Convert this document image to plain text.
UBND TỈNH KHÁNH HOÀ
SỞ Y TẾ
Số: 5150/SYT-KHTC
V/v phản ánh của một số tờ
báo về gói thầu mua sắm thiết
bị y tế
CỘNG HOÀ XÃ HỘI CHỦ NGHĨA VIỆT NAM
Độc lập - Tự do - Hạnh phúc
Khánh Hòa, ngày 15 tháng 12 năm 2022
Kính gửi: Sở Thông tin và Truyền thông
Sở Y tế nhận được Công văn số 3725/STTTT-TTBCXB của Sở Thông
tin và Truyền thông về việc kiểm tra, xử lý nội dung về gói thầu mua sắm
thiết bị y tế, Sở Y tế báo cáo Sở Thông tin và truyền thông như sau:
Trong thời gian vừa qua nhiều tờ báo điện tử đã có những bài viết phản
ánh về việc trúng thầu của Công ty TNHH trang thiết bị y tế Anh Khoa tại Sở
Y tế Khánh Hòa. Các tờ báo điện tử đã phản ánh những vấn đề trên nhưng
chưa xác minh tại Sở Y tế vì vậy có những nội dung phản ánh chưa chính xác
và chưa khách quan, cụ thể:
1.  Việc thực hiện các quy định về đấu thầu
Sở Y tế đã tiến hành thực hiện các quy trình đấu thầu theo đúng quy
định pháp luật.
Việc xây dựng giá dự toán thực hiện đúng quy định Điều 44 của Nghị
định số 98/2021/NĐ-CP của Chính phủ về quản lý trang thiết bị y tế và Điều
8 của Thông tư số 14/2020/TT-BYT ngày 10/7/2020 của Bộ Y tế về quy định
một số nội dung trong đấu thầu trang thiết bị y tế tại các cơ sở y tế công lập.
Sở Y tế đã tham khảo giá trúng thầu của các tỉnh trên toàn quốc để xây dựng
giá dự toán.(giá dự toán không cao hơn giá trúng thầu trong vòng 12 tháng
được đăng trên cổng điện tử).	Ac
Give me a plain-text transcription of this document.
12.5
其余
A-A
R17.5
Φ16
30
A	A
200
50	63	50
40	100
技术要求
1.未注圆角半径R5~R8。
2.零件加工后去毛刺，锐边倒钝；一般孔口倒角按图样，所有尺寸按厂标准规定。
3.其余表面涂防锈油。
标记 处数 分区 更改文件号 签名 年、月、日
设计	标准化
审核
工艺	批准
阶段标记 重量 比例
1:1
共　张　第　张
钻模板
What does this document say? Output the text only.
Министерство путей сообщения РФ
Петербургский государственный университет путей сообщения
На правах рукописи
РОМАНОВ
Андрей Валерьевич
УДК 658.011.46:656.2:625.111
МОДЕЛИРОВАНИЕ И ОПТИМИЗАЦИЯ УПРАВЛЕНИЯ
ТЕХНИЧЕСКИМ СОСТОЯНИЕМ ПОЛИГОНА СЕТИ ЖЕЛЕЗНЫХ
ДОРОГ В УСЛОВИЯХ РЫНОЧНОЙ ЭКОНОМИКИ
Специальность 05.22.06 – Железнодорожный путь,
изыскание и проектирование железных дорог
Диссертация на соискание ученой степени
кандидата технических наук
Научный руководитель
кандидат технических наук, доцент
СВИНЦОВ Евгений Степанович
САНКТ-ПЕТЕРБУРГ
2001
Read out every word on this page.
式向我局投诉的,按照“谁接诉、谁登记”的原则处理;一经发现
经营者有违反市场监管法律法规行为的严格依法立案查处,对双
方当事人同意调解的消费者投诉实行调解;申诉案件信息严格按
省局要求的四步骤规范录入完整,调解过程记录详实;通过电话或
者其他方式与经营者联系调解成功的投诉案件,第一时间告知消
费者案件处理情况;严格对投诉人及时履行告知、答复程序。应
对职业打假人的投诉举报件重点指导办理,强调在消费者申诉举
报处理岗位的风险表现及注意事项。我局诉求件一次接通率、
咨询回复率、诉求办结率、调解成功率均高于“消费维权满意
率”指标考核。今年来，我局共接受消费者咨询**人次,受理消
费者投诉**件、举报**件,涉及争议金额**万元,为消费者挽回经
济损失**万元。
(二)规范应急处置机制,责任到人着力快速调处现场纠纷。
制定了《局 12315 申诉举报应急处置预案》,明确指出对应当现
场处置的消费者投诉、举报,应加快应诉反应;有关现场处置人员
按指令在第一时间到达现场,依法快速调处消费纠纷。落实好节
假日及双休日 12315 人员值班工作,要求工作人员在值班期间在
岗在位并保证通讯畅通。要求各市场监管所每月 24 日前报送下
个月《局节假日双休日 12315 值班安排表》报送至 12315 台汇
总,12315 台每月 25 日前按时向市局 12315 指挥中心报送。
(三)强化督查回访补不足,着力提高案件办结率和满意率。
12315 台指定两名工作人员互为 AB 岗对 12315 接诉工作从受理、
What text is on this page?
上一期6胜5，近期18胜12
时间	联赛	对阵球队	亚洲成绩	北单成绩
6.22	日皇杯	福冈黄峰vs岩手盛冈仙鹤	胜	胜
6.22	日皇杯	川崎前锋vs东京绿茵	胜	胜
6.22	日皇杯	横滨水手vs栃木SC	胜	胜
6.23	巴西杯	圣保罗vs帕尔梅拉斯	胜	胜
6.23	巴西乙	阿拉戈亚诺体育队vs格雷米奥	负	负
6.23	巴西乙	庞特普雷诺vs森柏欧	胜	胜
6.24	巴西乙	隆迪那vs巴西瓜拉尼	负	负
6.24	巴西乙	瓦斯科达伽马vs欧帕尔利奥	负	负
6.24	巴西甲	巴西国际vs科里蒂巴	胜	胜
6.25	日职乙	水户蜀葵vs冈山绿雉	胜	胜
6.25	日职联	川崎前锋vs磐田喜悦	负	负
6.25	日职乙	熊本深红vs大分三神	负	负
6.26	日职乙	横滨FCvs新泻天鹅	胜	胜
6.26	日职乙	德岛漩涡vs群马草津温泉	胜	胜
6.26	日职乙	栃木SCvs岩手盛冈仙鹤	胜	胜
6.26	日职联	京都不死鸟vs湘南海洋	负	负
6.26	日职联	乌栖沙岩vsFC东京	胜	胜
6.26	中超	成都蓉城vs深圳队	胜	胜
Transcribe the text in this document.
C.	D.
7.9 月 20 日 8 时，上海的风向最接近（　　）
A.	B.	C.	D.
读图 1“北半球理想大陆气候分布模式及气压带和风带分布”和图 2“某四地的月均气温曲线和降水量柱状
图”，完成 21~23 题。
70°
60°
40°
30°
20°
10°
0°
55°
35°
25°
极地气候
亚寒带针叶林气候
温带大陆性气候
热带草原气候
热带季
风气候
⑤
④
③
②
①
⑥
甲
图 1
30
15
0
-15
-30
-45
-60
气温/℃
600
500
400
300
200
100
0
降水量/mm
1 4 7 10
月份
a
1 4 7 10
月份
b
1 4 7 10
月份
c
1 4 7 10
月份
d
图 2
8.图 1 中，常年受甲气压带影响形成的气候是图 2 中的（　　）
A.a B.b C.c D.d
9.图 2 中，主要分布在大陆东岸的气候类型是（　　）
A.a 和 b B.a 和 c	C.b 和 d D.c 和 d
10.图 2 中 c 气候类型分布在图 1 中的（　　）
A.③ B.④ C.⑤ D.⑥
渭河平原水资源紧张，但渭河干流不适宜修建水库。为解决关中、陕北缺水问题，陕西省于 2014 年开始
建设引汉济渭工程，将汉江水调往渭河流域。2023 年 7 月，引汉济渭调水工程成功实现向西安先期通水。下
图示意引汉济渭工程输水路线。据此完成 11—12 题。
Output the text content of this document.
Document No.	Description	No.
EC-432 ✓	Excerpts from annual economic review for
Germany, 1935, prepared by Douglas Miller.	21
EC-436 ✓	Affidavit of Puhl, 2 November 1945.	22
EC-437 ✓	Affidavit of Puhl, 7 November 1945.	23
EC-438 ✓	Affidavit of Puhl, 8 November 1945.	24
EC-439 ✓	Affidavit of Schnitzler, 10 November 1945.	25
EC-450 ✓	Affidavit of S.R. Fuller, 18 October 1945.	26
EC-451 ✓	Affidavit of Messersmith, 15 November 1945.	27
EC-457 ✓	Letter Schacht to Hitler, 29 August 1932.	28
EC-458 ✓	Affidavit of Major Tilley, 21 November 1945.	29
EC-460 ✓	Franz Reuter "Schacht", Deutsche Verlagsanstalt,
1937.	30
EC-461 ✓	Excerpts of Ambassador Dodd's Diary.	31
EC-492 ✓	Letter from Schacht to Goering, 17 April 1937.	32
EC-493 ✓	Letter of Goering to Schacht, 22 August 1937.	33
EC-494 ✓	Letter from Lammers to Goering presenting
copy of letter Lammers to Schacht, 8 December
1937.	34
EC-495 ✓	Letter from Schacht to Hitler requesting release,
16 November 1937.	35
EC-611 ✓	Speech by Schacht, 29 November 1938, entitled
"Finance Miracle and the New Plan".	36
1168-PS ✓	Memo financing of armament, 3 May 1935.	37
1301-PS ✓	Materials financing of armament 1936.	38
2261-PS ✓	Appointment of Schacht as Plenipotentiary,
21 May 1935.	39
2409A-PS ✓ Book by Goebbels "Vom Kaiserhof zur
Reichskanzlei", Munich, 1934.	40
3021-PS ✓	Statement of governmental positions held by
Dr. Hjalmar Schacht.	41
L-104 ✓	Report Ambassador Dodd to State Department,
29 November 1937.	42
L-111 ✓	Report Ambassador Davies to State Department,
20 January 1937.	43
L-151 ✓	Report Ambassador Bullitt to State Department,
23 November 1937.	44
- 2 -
★ ★ ★ ★ ★ ★ ★
Only the number is needed here: how many lines of the records contain "путей"?

2